Stated goal:
Pull out every line below containing the word "text".

Task data:
** Begin **
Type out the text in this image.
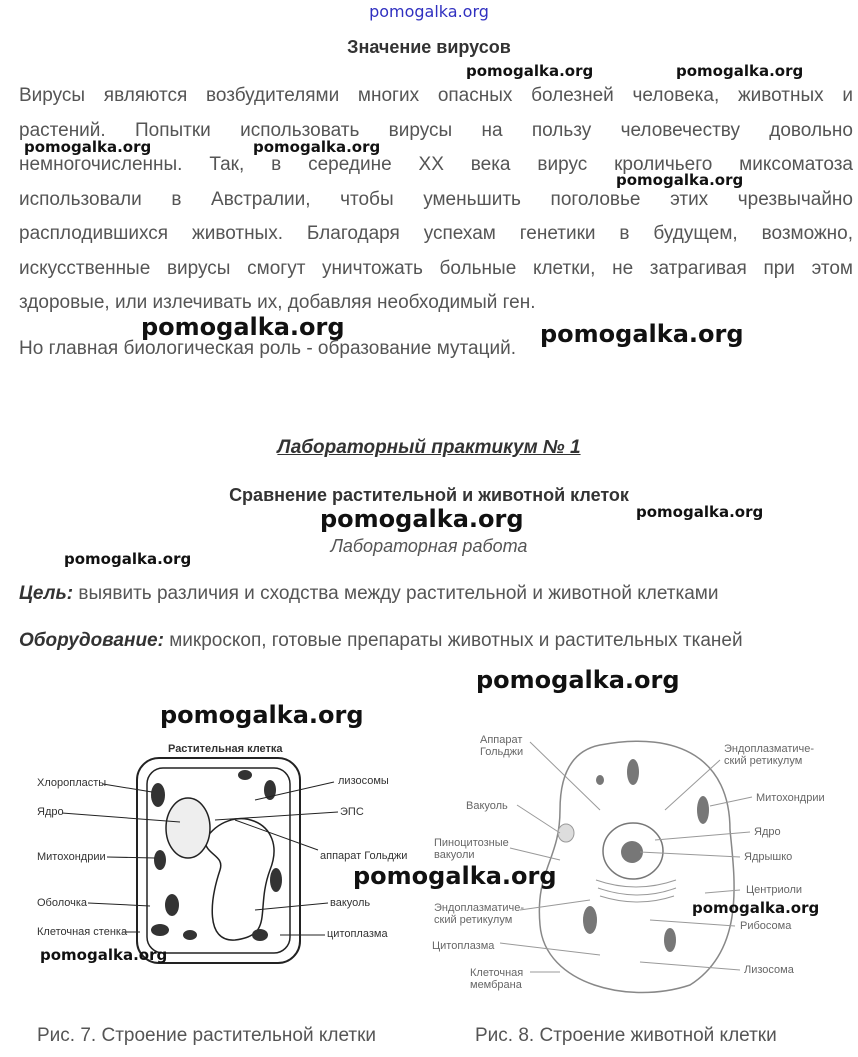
pomogalka.org
Значение вирусов
Вирусы являются возбудителями многих опасных болезней человека, животных и
растений. Попытки использовать вирусы на пользу человечеству довольно
немногочисленны. Так, в середине XX века вирус кроличьего миксоматоза
использовали в Австралии, чтобы уменьшить поголовье этих чрезвычайно
расплодившихся животных. Благодаря успехам генетики в будущем, возможно,
искусственные вирусы смогут уничтожать больные клетки, не затрагивая при этом
здоровые, или излечивать их, добавляя необходимый ген.
Но главная биологическая роль - образование мутаций.
Лабораторный практикум № 1
Сравнение растительной и животной клеток
Лабораторная работа
Цель: выявить различия и сходства между растительной и животной клетками
Оборудование: микроскоп, готовые препараты животных и растительных тканей
Растительная клетка
Хлоропласты
Ядро
Митохондрии
Оболочка
Клеточная стенка
лизосомы
ЭПС
аппарат Гольджи
вакуоль
цитоплазма
Аппарат
Гольджи
Вакуоль
Пиноцитозные
вакуоли
Эндоплазматиче-
ский ретикулум
Цитоплазма
Клеточная
мембрана
Эндоплазматиче-
ский ретикулум
Митохондрии
Ядро
Ядрышко
Центриоли
Рибосома
Лизосома
Рис. 7. Строение растительной клетки	Рис. 8. Строение животной клетки
pomogalka.org	pomogalka.org
pomogalka.org	pomogalka.org
pomogalka.org
pomogalka.org	pomogalka.org
pomogalka.org	pomogalka.org
pomogalka.org
pomogalka.org
pomogalka.org
pomogalka.org
pomogalka.org
pomogalka.org
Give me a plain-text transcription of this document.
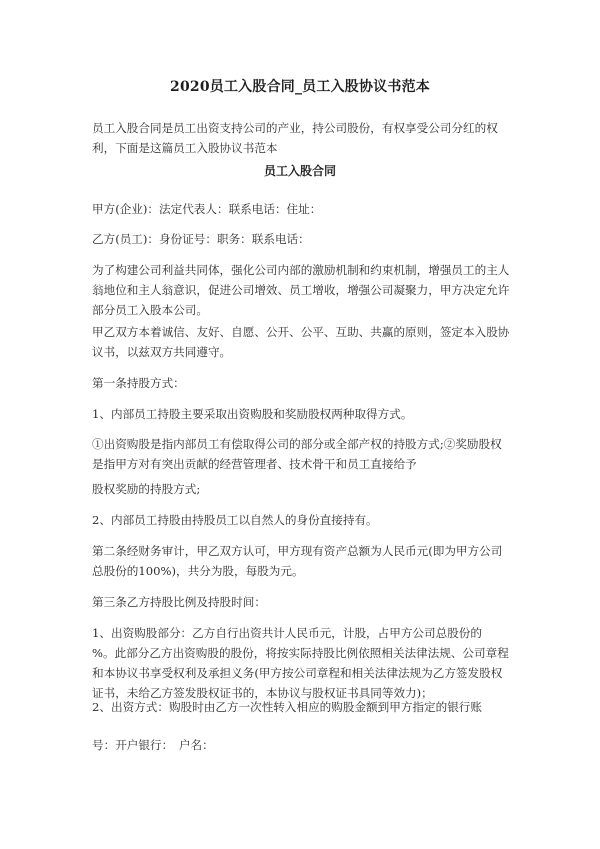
2020员工入股合同_员工入股协议书范本

员工入股合同是员工出资支持公司的产业，持公司股份，有权享受公司分红的权利，下面是这篇员工入股协议书范本

员工入股合同

甲方(企业)：法定代表人：联系电话：住址：

乙方(员工)：身份证号：职务：联系电话：

为了构建公司利益共同体，强化公司内部的激励机制和约束机制，增强员工的主人翁地位和主人翁意识，促进公司增效、员工增收，增强公司凝聚力，甲方决定允许部分员工入股本公司。

甲乙双方本着诚信、友好、自愿、公开、公平、互助、共赢的原则，签定本入股协议书，以兹双方共同遵守。

第一条持股方式：

1、内部员工持股主要采取出资购股和奖励股权两种取得方式。

①出资购股是指内部员工有偿取得公司的部分或全部产权的持股方式;②奖励股权是指甲方对有突出贡献的经营管理者、技术骨干和员工直接给予

股权奖励的持股方式;

2、内部员工持股由持股员工以自然人的身份直接持有。

第二条经财务审计，甲乙双方认可，甲方现有资产总额为人民币元(即为甲方公司总股份的100%)，共分为股，每股为元。

第三条乙方持股比例及持股时间：

1、出资购股部分：乙方自行出资共计人民币元，计股，占甲方公司总股份的　%。此部分乙方出资购股的股份，将按实际持股比例依照相关法律法规、公司章程和本协议书享受权利及承担义务(甲方按公司章程和相关法律法规为乙方签发股权证书，未给乙方签发股权证书的，本协议与股权证书具同等效力)；

2、出资方式：购股时由乙方一次性转入相应的购股金额到甲方指定的银行账

号：开户银行：　户名：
** End **
Response for this exercise:
Type out the text in this image.
Give me a plain-text transcription of this document.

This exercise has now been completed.